> **YOUR TASK**
Leave out the pictures and repeat everything else in the records exactly.

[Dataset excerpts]
Start

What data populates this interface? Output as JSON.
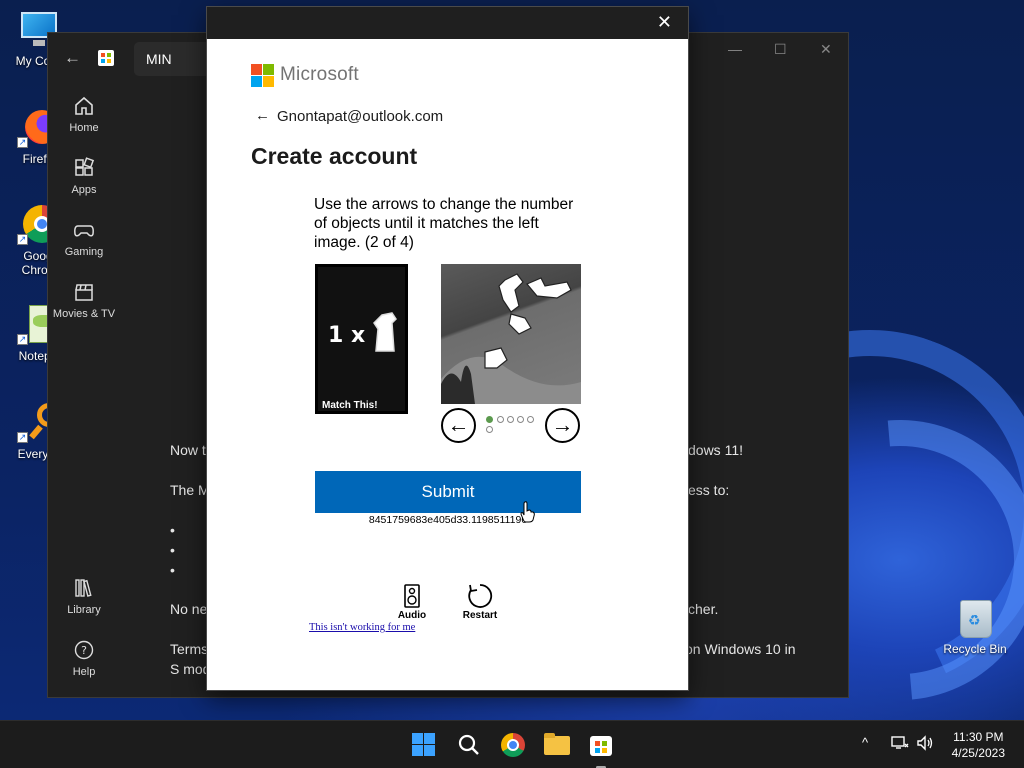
{
  "desktop": {
    "icons": [
      {
        "label": "My Com",
        "icon": "monitor-icon"
      },
      {
        "label": "Firefo",
        "icon": "firefox-icon"
      },
      {
        "label": "Goog",
        "label2": "Chron",
        "icon": "chrome-icon"
      },
      {
        "label": "Notepa",
        "icon": "notepad-icon"
      },
      {
        "label": "Everyth",
        "icon": "everything-search-icon"
      },
      {
        "label": "Recycle Bin",
        "icon": "recycle-bin-icon"
      }
    ]
  },
  "store": {
    "search_value": "MIN",
    "nav": [
      {
        "label": "Home",
        "icon": "home-icon"
      },
      {
        "label": "Apps",
        "icon": "apps-icon"
      },
      {
        "label": "Gaming",
        "icon": "gamepad-icon"
      },
      {
        "label": "Movies & TV",
        "icon": "clapperboard-icon"
      },
      {
        "label": "Library",
        "icon": "library-icon"
      },
      {
        "label": "Help",
        "icon": "help-icon"
      }
    ],
    "body_fragments": [
      {
        "left": "Now t",
        "right": "dows 11!"
      },
      {
        "left": "The M",
        "right": "ess to:"
      },
      {
        "left": "No ne",
        "right": "cher."
      },
      {
        "left": "Terms",
        "right": "on Windows 10 in"
      },
      {
        "left": "S mod",
        "right": ""
      }
    ],
    "bullets": [
      "•",
      "•",
      "•"
    ]
  },
  "dialog": {
    "close_label": "✕",
    "brand": "Microsoft",
    "back_arrow": "←",
    "email": "Gnontapat@outlook.com",
    "title": "Create account",
    "instruction": "Use the arrows to change the number of objects until it matches the left image. (2 of 4)",
    "match_label": "Match This!",
    "match_glyph": "1 x",
    "prev_arrow": "←",
    "next_arrow": "→",
    "page_dots": {
      "total": 6,
      "active": 1
    },
    "submit_label": "Submit",
    "session_id": "8451759683e405d33.1198511196",
    "audio_label": "Audio",
    "restart_label": "Restart",
    "help_link": "This isn't working for me",
    "logo_colors": [
      "#f25022",
      "#7fba00",
      "#00a4ef",
      "#ffb900"
    ],
    "accent": "#0067b8"
  },
  "taskbar": {
    "time": "11:30 PM",
    "date": "4/25/2023",
    "tray_chevron": "^"
  }
}
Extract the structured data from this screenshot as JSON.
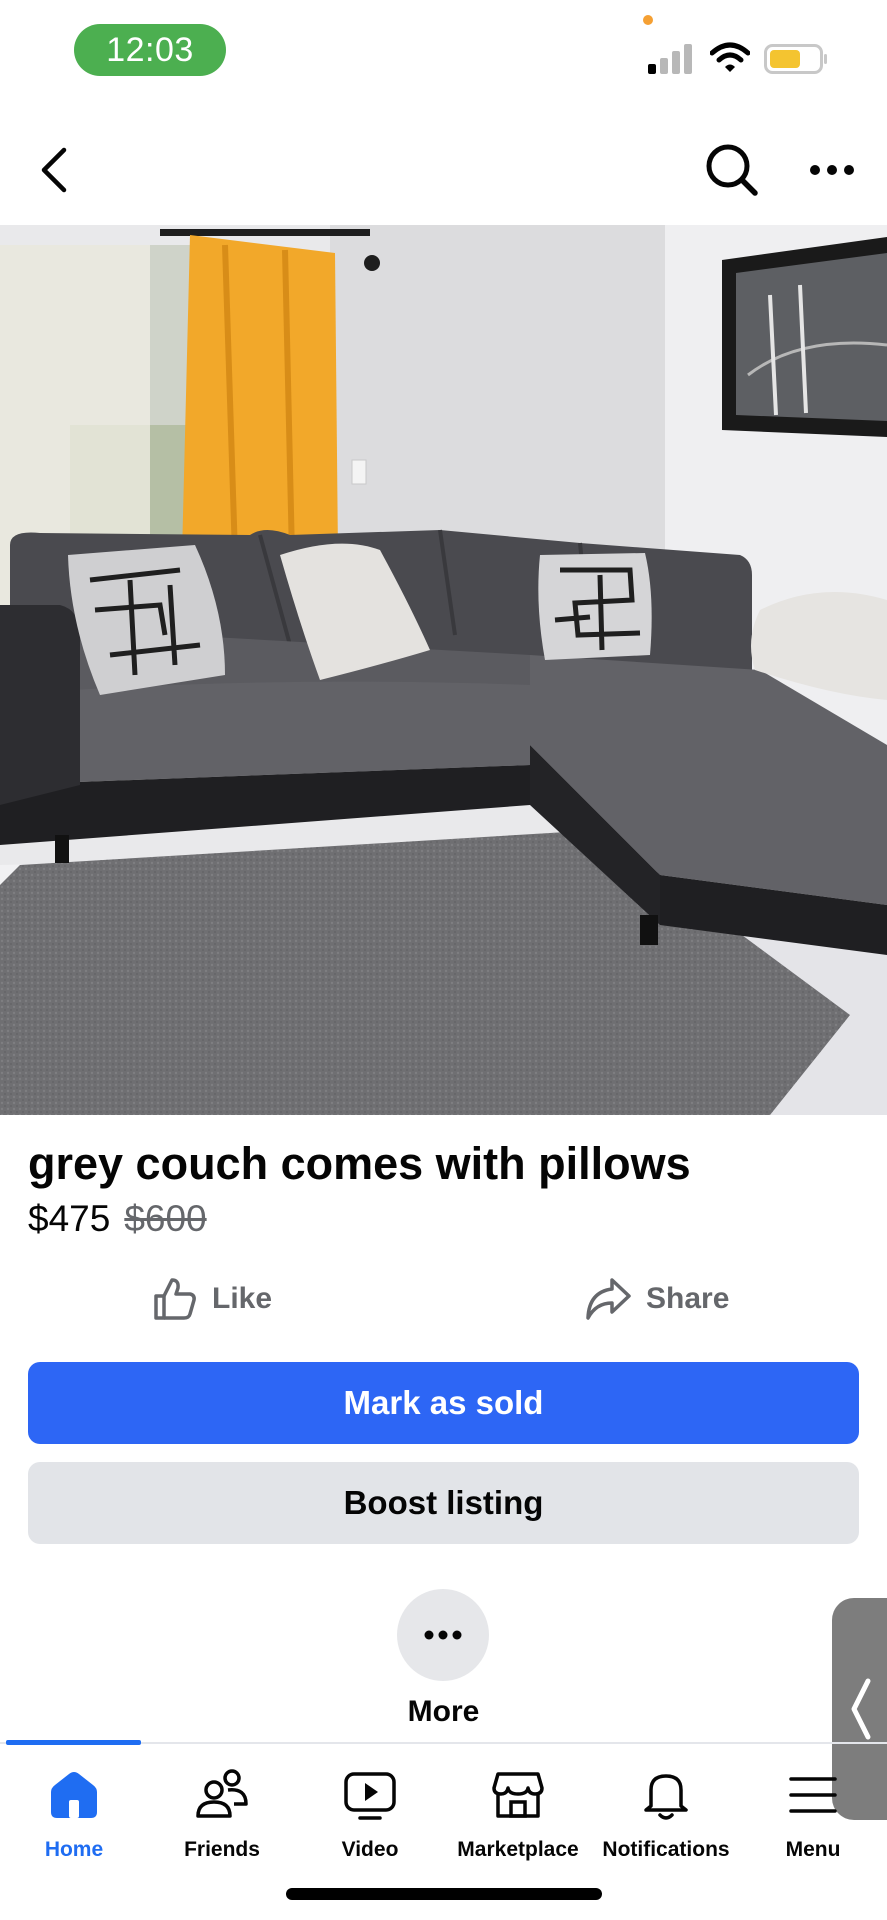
{
  "status_bar": {
    "time": "12:03"
  },
  "top_nav": {
    "icons": [
      "back-icon",
      "search-icon",
      "more-horizontal-icon"
    ]
  },
  "listing": {
    "title": "grey couch comes with pillows",
    "price": "$475",
    "original_price": "$600",
    "like_label": "Like",
    "share_label": "Share",
    "mark_sold_label": "Mark as sold",
    "boost_label": "Boost listing",
    "more_label": "More"
  },
  "tabs": [
    {
      "label": "Home",
      "icon": "home-icon",
      "active": true
    },
    {
      "label": "Friends",
      "icon": "friends-icon",
      "active": false
    },
    {
      "label": "Video",
      "icon": "video-icon",
      "active": false
    },
    {
      "label": "Marketplace",
      "icon": "marketplace-icon",
      "active": false
    },
    {
      "label": "Notifications",
      "icon": "bell-icon",
      "active": false
    },
    {
      "label": "Menu",
      "icon": "menu-icon",
      "active": false
    }
  ],
  "colors": {
    "accent": "#2d66f5",
    "active_tab": "#1f6df2",
    "time_pill": "#4caf50",
    "secondary_button": "#e2e4e8",
    "muted_text": "#65676b"
  }
}
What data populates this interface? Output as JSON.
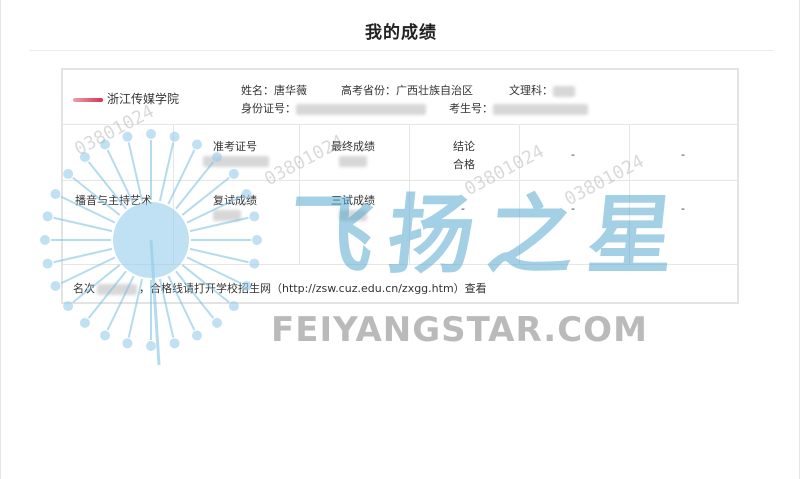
{
  "header": {
    "title": "我的成绩"
  },
  "card": {
    "school_name": "浙江传媒学院",
    "name_label": "姓名：",
    "name_value": "唐华薇",
    "province_label": "高考省份：",
    "province_value": "广西壮族自治区",
    "track_label": "文理科：",
    "id_label": "身份证号：",
    "exam_no_label": "考生号：",
    "major": "播音与主持艺术",
    "ticket_label": "准考证号",
    "final_score_label": "最终成绩",
    "conclusion_label": "结论",
    "conclusion_value": "合格",
    "retest_label": "复试成绩",
    "third_label": "三试成绩",
    "dash": "-",
    "footer_rank_label": "名次",
    "footer_note": "，合格线请打开学校招生网（http://zsw.cuz.edu.cn/zxgg.htm）查看"
  },
  "watermark": {
    "brand_cn": "飞扬之星",
    "brand_en": "FEIYANGSTAR.COM",
    "serial": "03801024"
  },
  "colors": {
    "watermark_blue": "#5aaad2",
    "watermark_gray": "#828282"
  }
}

End

> **RESULT FOR THIS EXERCISE**
What data populates this interface? Output as JSON.
{
  "desktop": {
    "icons": [
      {
        "label": "My Com",
        "icon": "monitor-icon"
      },
      {
        "label": "Firefo",
        "icon": "firefox-icon"
      },
      {
        "label": "Goog",
        "label2": "Chron",
        "icon": "chrome-icon"
      },
      {
        "label": "Notepa",
        "icon": "notepad-icon"
      },
      {
        "label": "Everyth",
        "icon": "everything-search-icon"
      },
      {
        "label": "Recycle Bin",
        "icon": "recycle-bin-icon"
      }
    ]
  },
  "store": {
    "search_value": "MIN",
    "nav": [
      {
        "label": "Home",
        "icon": "home-icon"
      },
      {
        "label": "Apps",
        "icon": "apps-icon"
      },
      {
        "label": "Gaming",
        "icon": "gamepad-icon"
      },
      {
        "label": "Movies & TV",
        "icon": "clapperboard-icon"
      },
      {
        "label": "Library",
        "icon": "library-icon"
      },
      {
        "label": "Help",
        "icon": "help-icon"
      }
    ],
    "body_fragments": [
      {
        "left": "Now t",
        "right": "dows 11!"
      },
      {
        "left": "The M",
        "right": "ess to:"
      },
      {
        "left": "No ne",
        "right": "cher."
      },
      {
        "left": "Terms",
        "right": "on Windows 10 in"
      },
      {
        "left": "S mod",
        "right": ""
      }
    ],
    "bullets": [
      "•",
      "•",
      "•"
    ]
  },
  "dialog": {
    "close_label": "✕",
    "brand": "Microsoft",
    "back_arrow": "←",
    "email": "Gnontapat@outlook.com",
    "title": "Create account",
    "instruction": "Use the arrows to change the number of objects until it matches the left image. (2 of 4)",
    "match_label": "Match This!",
    "match_glyph": "1 x",
    "prev_arrow": "←",
    "next_arrow": "→",
    "page_dots": {
      "total": 6,
      "active": 1
    },
    "submit_label": "Submit",
    "session_id": "8451759683e405d33.1198511196",
    "audio_label": "Audio",
    "restart_label": "Restart",
    "help_link": "This isn't working for me",
    "logo_colors": [
      "#f25022",
      "#7fba00",
      "#00a4ef",
      "#ffb900"
    ],
    "accent": "#0067b8"
  },
  "taskbar": {
    "time": "11:30 PM",
    "date": "4/25/2023",
    "tray_chevron": "^"
  }
}
Extract the structured data from this screenshot as JSON.
{
  "status_bar": {
    "time": "12:03"
  },
  "top_nav": {
    "icons": [
      "back-icon",
      "search-icon",
      "more-horizontal-icon"
    ]
  },
  "listing": {
    "title": "grey couch comes with pillows",
    "price": "$475",
    "original_price": "$600",
    "like_label": "Like",
    "share_label": "Share",
    "mark_sold_label": "Mark as sold",
    "boost_label": "Boost listing",
    "more_label": "More"
  },
  "tabs": [
    {
      "label": "Home",
      "icon": "home-icon",
      "active": true
    },
    {
      "label": "Friends",
      "icon": "friends-icon",
      "active": false
    },
    {
      "label": "Video",
      "icon": "video-icon",
      "active": false
    },
    {
      "label": "Marketplace",
      "icon": "marketplace-icon",
      "active": false
    },
    {
      "label": "Notifications",
      "icon": "bell-icon",
      "active": false
    },
    {
      "label": "Menu",
      "icon": "menu-icon",
      "active": false
    }
  ],
  "colors": {
    "accent": "#2d66f5",
    "active_tab": "#1f6df2",
    "time_pill": "#4caf50",
    "secondary_button": "#e2e4e8",
    "muted_text": "#65676b"
  }
}
What data populates this interface? Output as JSON.
{
  "header": {
    "title": "我的成绩"
  },
  "card": {
    "school_name": "浙江传媒学院",
    "name_label": "姓名：",
    "name_value": "唐华薇",
    "province_label": "高考省份：",
    "province_value": "广西壮族自治区",
    "track_label": "文理科：",
    "id_label": "身份证号：",
    "exam_no_label": "考生号：",
    "major": "播音与主持艺术",
    "ticket_label": "准考证号",
    "final_score_label": "最终成绩",
    "conclusion_label": "结论",
    "conclusion_value": "合格",
    "retest_label": "复试成绩",
    "third_label": "三试成绩",
    "dash": "-",
    "footer_rank_label": "名次",
    "footer_note": "，合格线请打开学校招生网（http://zsw.cuz.edu.cn/zxgg.htm）查看"
  },
  "watermark": {
    "brand_cn": "飞扬之星",
    "brand_en": "FEIYANGSTAR.COM",
    "serial": "03801024"
  },
  "colors": {
    "watermark_blue": "#5aaad2",
    "watermark_gray": "#828282"
  }
}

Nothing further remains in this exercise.